# start of SUPPLIED ENTRIES

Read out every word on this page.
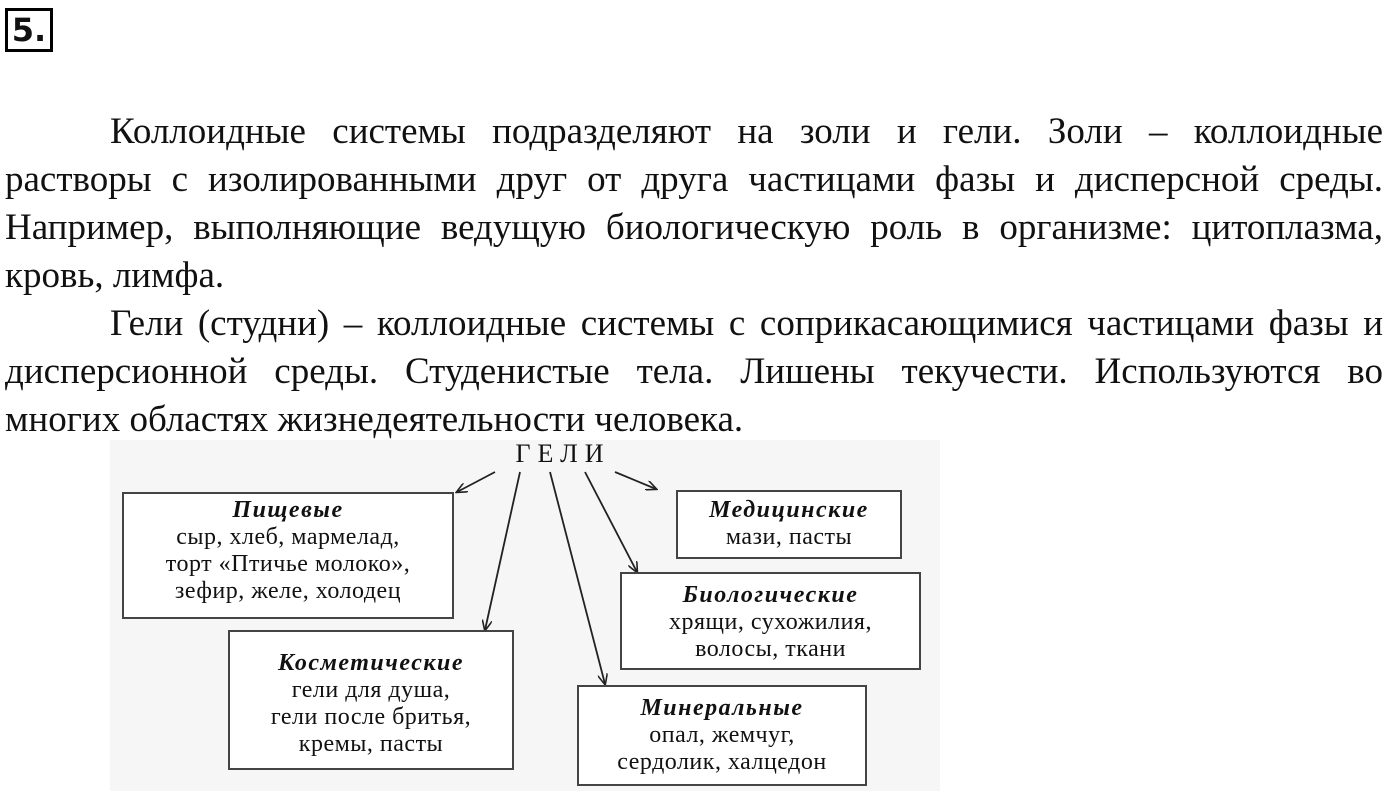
5.

Коллоидные системы подразделяют на золи и гели. Золи – коллоидные растворы с изолированными друг от друга частицами фазы и дисперсной среды. Например, выполняющие ведущую биологическую роль в организме: цитоплазма, кровь, лимфа.

Гели (студни) – коллоидные системы с соприкасающимися частицами фазы и дисперсионной среды. Студенистые тела. Лишены текучести. Используются во многих областях жизнедеятельности человека.

ГЕЛИ
Пищевые
сыр, хлеб, мармелад,
торт «Птичье молоко»,
зефир, желе, холодец
Косметические
гели для душа,
гели после бритья,
кремы, пасты
Минеральные
опал, жемчуг,
сердолик, халцедон
Биологические
хрящи, сухожилия,
волосы, ткани
Медицинские
мази, пасты
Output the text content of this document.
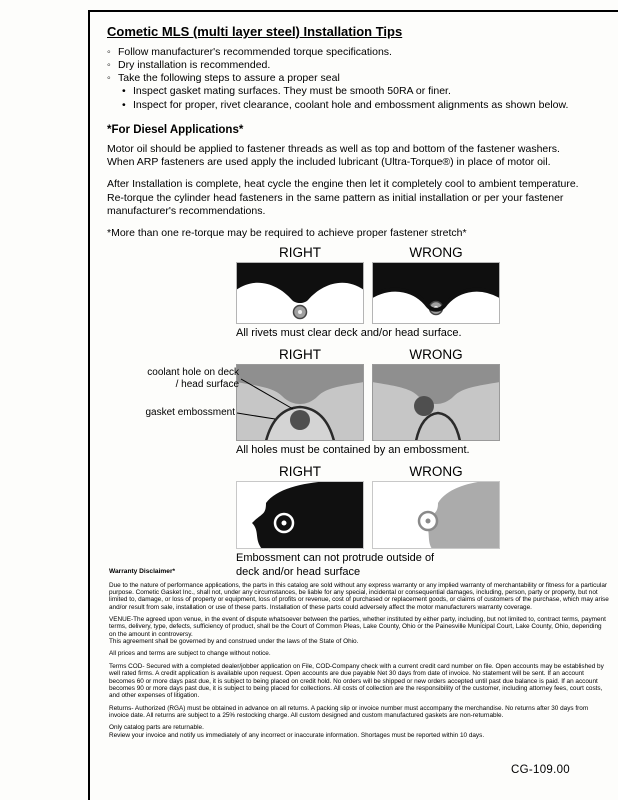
Cometic MLS (multi layer steel) Installation Tips
◦ Follow manufacturer's recommended torque specifications.
◦ Dry installation is recommended.
◦ Take the following steps to assure a proper seal
• Inspect gasket mating surfaces. They must be smooth 50RA or finer.
• Inspect for proper, rivet clearance, coolant hole and embossment alignments as shown below.
*For Diesel Applications*
Motor oil should be applied to fastener threads as well as top and bottom of the fastener washers. When ARP fasteners are used apply the included lubricant (Ultra-Torque®) in place of motor oil.
After Installation is complete, heat cycle the engine then let it completely cool to ambient temperature. Re-torque the cylinder head fasteners in the same pattern as initial installation or per your fastener manufacturer's recommendations.
*More than one re-torque may be required to achieve proper fastener stretch*
RIGHT	WRONG
All rivets must clear deck and/or head surface.
RIGHT	WRONG
coolant hole on deck / head surface
gasket embossment
All holes must be contained by an embossment.
RIGHT	WRONG
Embossment can not protrude outside of deck and/or head surface
Warranty Disclaimer*
Due to the nature of performance applications, the parts in this catalog are sold without any express warranty or any implied warranty of merchantability or fitness for a particular purpose. Cometic Gasket Inc., shall not, under any circumstances, be liable for any special, incidental or consequential damages, including, person, party or property, but not limited to, damage, or loss of property or equipment, loss of profits or revenue, cost of purchased or replacement goods, or claims of customers of the purchase, which may arise and/or result from sale, installation or use of these parts. Installation of these parts could adversely affect the motor manufacturers warranty coverage.
VENUE-The agreed upon venue, in the event of dispute whatsoever between the parties, whether instituted by either party, including, but not limited to, contract terms, payment terms, delivery, type, defects, sufficiency of product, shall be the Court of Common Pleas, Lake County, Ohio or the Painesville Municipal Court, Lake County, Ohio, depending on the amount in controversy.
This agreement shall be governed by and construed under the laws of the State of Ohio.
All prices and terms are subject to change without notice.
Terms COD- Secured with a completed dealer/jobber application on File, COD-Company check with a current credit card number on file. Open accounts may be established by well rated firms. A credit application is available upon request. Open accounts are due payable Net 30 days from date of invoice. No statement will be sent. If an account becomes 60 or more days past due, it is subject to being placed on credit hold. No orders will be shipped or new orders accepted until past due balance is paid. If an account becomes 90 or more days past due, it is subject to being placed for collections. All costs of collection are the responsibility of the customer, including attorney fees, court costs, and other expenses of litigation.
Returns- Authorized (RGA) must be obtained in advance on all returns. A packing slip or invoice number must accompany the merchandise. No returns after 30 days from invoice date. All returns are subject to a 25% restocking charge. All custom designed and custom manufactured gaskets are non-returnable.
Only catalog parts are returnable.
Review your invoice and notify us immediately of any incorrect or inaccurate information. Shortages must be reported within 10 days.
CG-109.00
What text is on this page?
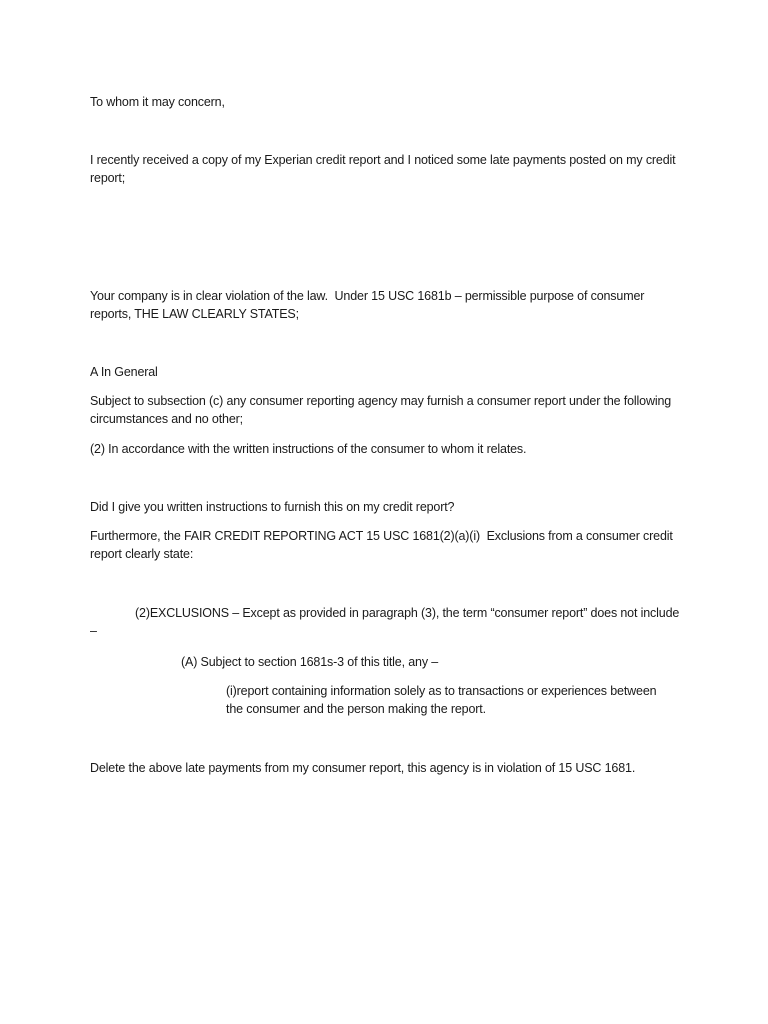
To whom it may concern,

I recently received a copy of my Experian credit report and I noticed some late payments posted on my credit report;

Your company is in clear violation of the law.  Under 15 USC 1681b – permissible purpose of consumer reports, THE LAW CLEARLY STATES;

A In General

Subject to subsection (c) any consumer reporting agency may furnish a consumer report under the following circumstances and no other;

(2) In accordance with the written instructions of the consumer to whom it relates.

Did I give you written instructions to furnish this on my credit report?

Furthermore, the FAIR CREDIT REPORTING ACT 15 USC 1681(2)(a)(i)  Exclusions from a consumer credit report clearly state:

(2)EXCLUSIONS – Except as provided in paragraph (3), the term “consumer report” does not include –

(A) Subject to section 1681s-3 of this title, any –

(i)report containing information solely as to transactions or experiences between the consumer and the person making the report.

Delete the above late payments from my consumer report, this agency is in violation of 15 USC 1681.
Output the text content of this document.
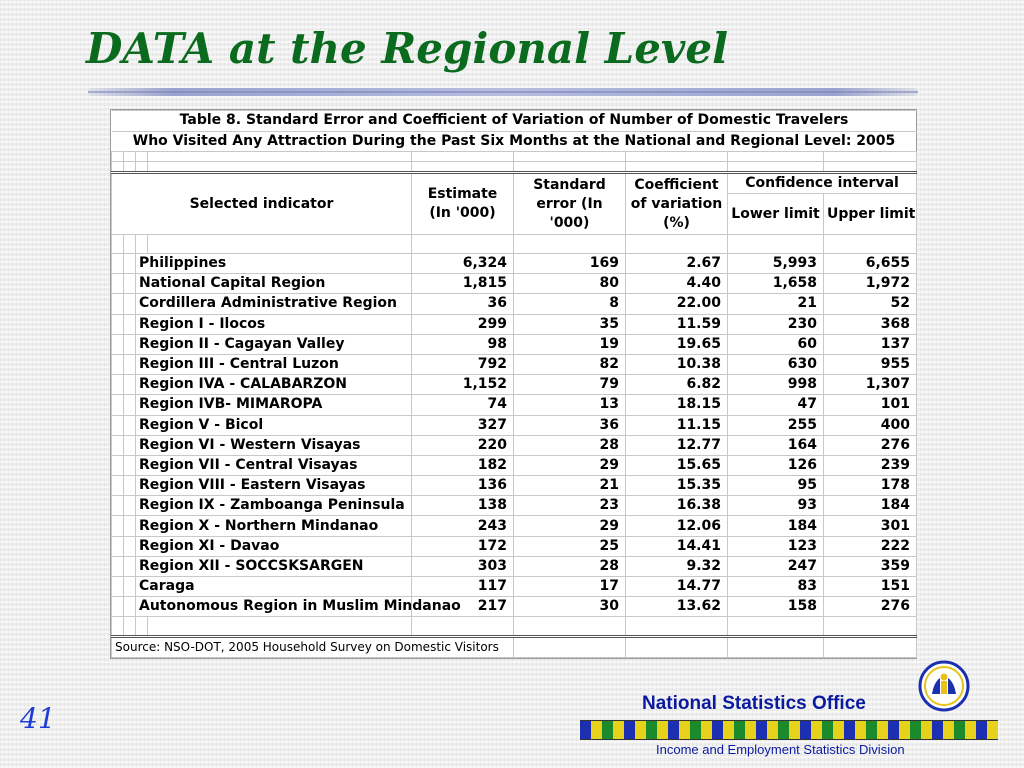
DATA at the Regional Level
Table 8. Standard Error and Coefficient of Variation of Number of Domestic Travelers								
Who Visited Any Attraction During the Past Six Months at the National and Regional Level: 2005								

Selected indicator				Estimate (In '000)	Standard error (In '000)	Coefficient of variation (%)	Confidence interval	
							Lower limit	Upper limit

		Philippines		6,324	169	2.67	5,993	6,655
		National Capital Region		1,815	80	4.40	1,658	1,972
		Cordillera Administrative Region		36	8	22.00	21	52
		Region I - Ilocos		299	35	11.59	230	368
		Region II - Cagayan Valley		98	19	19.65	60	137
		Region III - Central Luzon		792	82	10.38	630	955
		Region IVA - CALABARZON		1,152	79	6.82	998	1,307
		Region IVB- MIMAROPA		74	13	18.15	47	101
		Region V - Bicol		327	36	11.15	255	400
		Region VI - Western Visayas		220	28	12.77	164	276
		Region VII - Central Visayas		182	29	15.65	126	239
		Region VIII - Eastern Visayas		136	21	15.35	95	178
		Region IX - Zamboanga Peninsula		138	23	16.38	93	184
		Region X - Northern Mindanao		243	29	12.06	184	301
		Region XI - Davao		172	25	14.41	123	222
		Region XII - SOCCSKSARGEN		303	28	9.32	247	359
		Caraga		117	17	14.77	83	151
		Autonomous Region in Muslim Mindanao		217	30	13.62	158	276

Source: NSO-DOT, 2005 Household Survey on Domestic Visitors								
41	National Statistics Office
Income and Employment Statistics Division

# end of SUPPLIED ENTRIES

- **EXERCISE DETAILS**
Find the word "without" in the material, then list each line that holds it.

- **THE RESPONSE**
Due to the nature of performance applications, the parts in this catalog are sold without any express warranty or any implied warranty of merchantability or fitness for a particular purpose. Cometic Gasket Inc., shall not, under any circumstances, be liable for any special, incidental or consequential damages, including, person, party or property, but not limited to, damage, or loss of property or equipment, loss of profits or revenue, cost of purchased or replacement goods, or claims of customers of the purchase, which may arise and/or result from sale, installation or use of these parts. Installation of these parts could adversely affect the motor manufacturers warranty coverage.
All prices and terms are subject to change without notice.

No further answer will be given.